> _Stated problem_
Copy all entries without alteration and skip the pictures they hold.

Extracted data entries
^^^^^^^^^^^^^^^^

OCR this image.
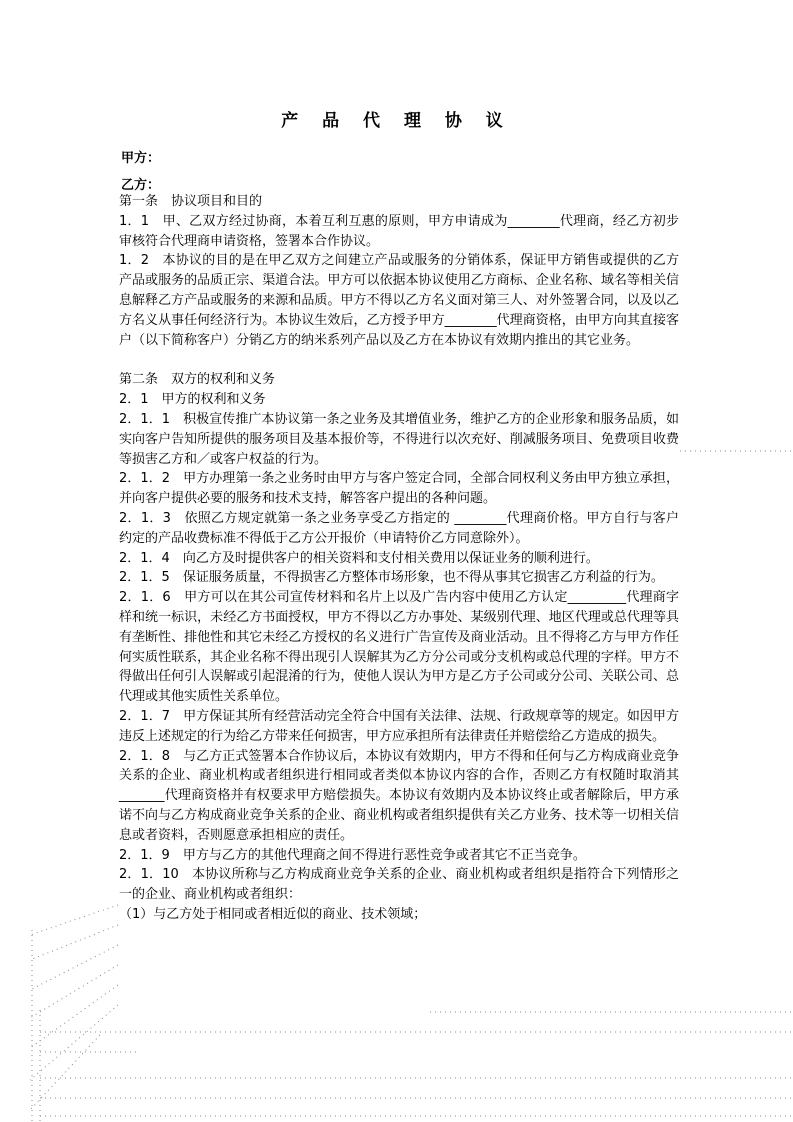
产 品 代 理 协 议
甲方：
乙方：

第一条　协议项目和目的

1．1　甲、乙双方经过协商，本着互利互惠的原则，甲方申请成为________代理商，经乙方初步审核符合代理商申请资格，签署本合作协议。

1．2　本协议的目的是在甲乙双方之间建立产品或服务的分销体系，保证甲方销售或提供的乙方产品或服务的品质正宗、渠道合法。甲方可以依据本协议使用乙方商标、企业名称、域名等相关信息解释乙方产品或服务的来源和品质。甲方不得以乙方名义面对第三人、对外签署合同，以及以乙方名义从事任何经济行为。本协议生效后，乙方授予甲方________代理商资格，由甲方向其直接客户（以下简称客户）分销乙方的纳米系列产品以及乙方在本协议有效期内推出的其它业务。

第二条　双方的权利和义务

2．1　甲方的权利和义务

2．1．1　积极宣传推广本协议第一条之业务及其增值业务，维护乙方的企业形象和服务品质，如实向客户告知所提供的服务项目及基本报价等，不得进行以次充好、削减服务项目、免费项目收费等损害乙方和／或客户权益的行为。

2．1．2　甲方办理第一条之业务时由甲方与客户签定合同，全部合同权利义务由甲方独立承担，并向客户提供必要的服务和技术支持，解答客户提出的各种问题。

2．1．3　依照乙方规定就第一条之业务享受乙方指定的 ________代理商价格。甲方自行与客户约定的产品收费标准不得低于乙方公开报价（申请特价乙方同意除外）。

2．1．4　向乙方及时提供客户的相关资料和支付相关费用以保证业务的顺利进行。

2．1．5　保证服务质量，不得损害乙方整体市场形象，也不得从事其它损害乙方利益的行为。

2．1．6　甲方可以在其公司宣传材料和名片上以及广告内容中使用乙方认定_________代理商字样和统一标识，未经乙方书面授权，甲方不得以乙方办事处、某级别代理、地区代理或总代理等具有垄断性、排他性和其它未经乙方授权的名义进行广告宣传及商业活动。且不得将乙方与甲方作任何实质性联系，其企业名称不得出现引人误解其为乙方分公司或分支机构或总代理的字样。甲方不得做出任何引人误解或引起混淆的行为，使他人误认为甲方是乙方子公司或分公司、关联公司、总代理或其他实质性关系单位。

2．1．7　甲方保证其所有经营活动完全符合中国有关法律、法规、行政规章等的规定。如因甲方违反上述规定的行为给乙方带来任何损害，甲方应承担所有法律责任并赔偿给乙方造成的损失。

2．1．8　与乙方正式签署本合作协议后，本协议有效期内，甲方不得和任何与乙方构成商业竞争关系的企业、商业机构或者组织进行相同或者类似本协议内容的合作，否则乙方有权随时取消其_______代理商资格并有权要求甲方赔偿损失。本协议有效期内及本协议终止或者解除后，甲方承诺不向与乙方构成商业竞争关系的企业、商业机构或者组织提供有关乙方业务、技术等一切相关信息或者资料，否则愿意承担相应的责任。

2．1．9　甲方与乙方的其他代理商之间不得进行恶性竞争或者其它不正当竞争。

2．1．10　本协议所称与乙方构成商业竞争关系的企业、商业机构或者组织是指符合下列情形之一的企业、商业机构或者组织：

（1）与乙方处于相同或者相近似的商业、技术领域；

^^^^^^^^^^^^^^^^

> _Exercise result_
OCR this image.
产 品 代 理 协 议
甲方：
乙方：

第一条　协议项目和目的

1．1　甲、乙双方经过协商，本着互利互惠的原则，甲方申请成为________代理商，经乙方初步审核符合代理商申请资格，签署本合作协议。

1．2　本协议的目的是在甲乙双方之间建立产品或服务的分销体系，保证甲方销售或提供的乙方产品或服务的品质正宗、渠道合法。甲方可以依据本协议使用乙方商标、企业名称、域名等相关信息解释乙方产品或服务的来源和品质。甲方不得以乙方名义面对第三人、对外签署合同，以及以乙方名义从事任何经济行为。本协议生效后，乙方授予甲方________代理商资格，由甲方向其直接客户（以下简称客户）分销乙方的纳米系列产品以及乙方在本协议有效期内推出的其它业务。

第二条　双方的权利和义务

2．1　甲方的权利和义务

2．1．1　积极宣传推广本协议第一条之业务及其增值业务，维护乙方的企业形象和服务品质，如实向客户告知所提供的服务项目及基本报价等，不得进行以次充好、削减服务项目、免费项目收费等损害乙方和／或客户权益的行为。

2．1．2　甲方办理第一条之业务时由甲方与客户签定合同，全部合同权利义务由甲方独立承担，并向客户提供必要的服务和技术支持，解答客户提出的各种问题。

2．1．3　依照乙方规定就第一条之业务享受乙方指定的 ________代理商价格。甲方自行与客户约定的产品收费标准不得低于乙方公开报价（申请特价乙方同意除外）。

2．1．4　向乙方及时提供客户的相关资料和支付相关费用以保证业务的顺利进行。

2．1．5　保证服务质量，不得损害乙方整体市场形象，也不得从事其它损害乙方利益的行为。

2．1．6　甲方可以在其公司宣传材料和名片上以及广告内容中使用乙方认定_________代理商字样和统一标识，未经乙方书面授权，甲方不得以乙方办事处、某级别代理、地区代理或总代理等具有垄断性、排他性和其它未经乙方授权的名义进行广告宣传及商业活动。且不得将乙方与甲方作任何实质性联系，其企业名称不得出现引人误解其为乙方分公司或分支机构或总代理的字样。甲方不得做出任何引人误解或引起混淆的行为，使他人误认为甲方是乙方子公司或分公司、关联公司、总代理或其他实质性关系单位。

2．1．7　甲方保证其所有经营活动完全符合中国有关法律、法规、行政规章等的规定。如因甲方违反上述规定的行为给乙方带来任何损害，甲方应承担所有法律责任并赔偿给乙方造成的损失。

2．1．8　与乙方正式签署本合作协议后，本协议有效期内，甲方不得和任何与乙方构成商业竞争关系的企业、商业机构或者组织进行相同或者类似本协议内容的合作，否则乙方有权随时取消其_______代理商资格并有权要求甲方赔偿损失。本协议有效期内及本协议终止或者解除后，甲方承诺不向与乙方构成商业竞争关系的企业、商业机构或者组织提供有关乙方业务、技术等一切相关信息或者资料，否则愿意承担相应的责任。

2．1．9　甲方与乙方的其他代理商之间不得进行恶性竞争或者其它不正当竞争。

2．1．10　本协议所称与乙方构成商业竞争关系的企业、商业机构或者组织是指符合下列情形之一的企业、商业机构或者组织：

（1）与乙方处于相同或者相近似的商业、技术领域；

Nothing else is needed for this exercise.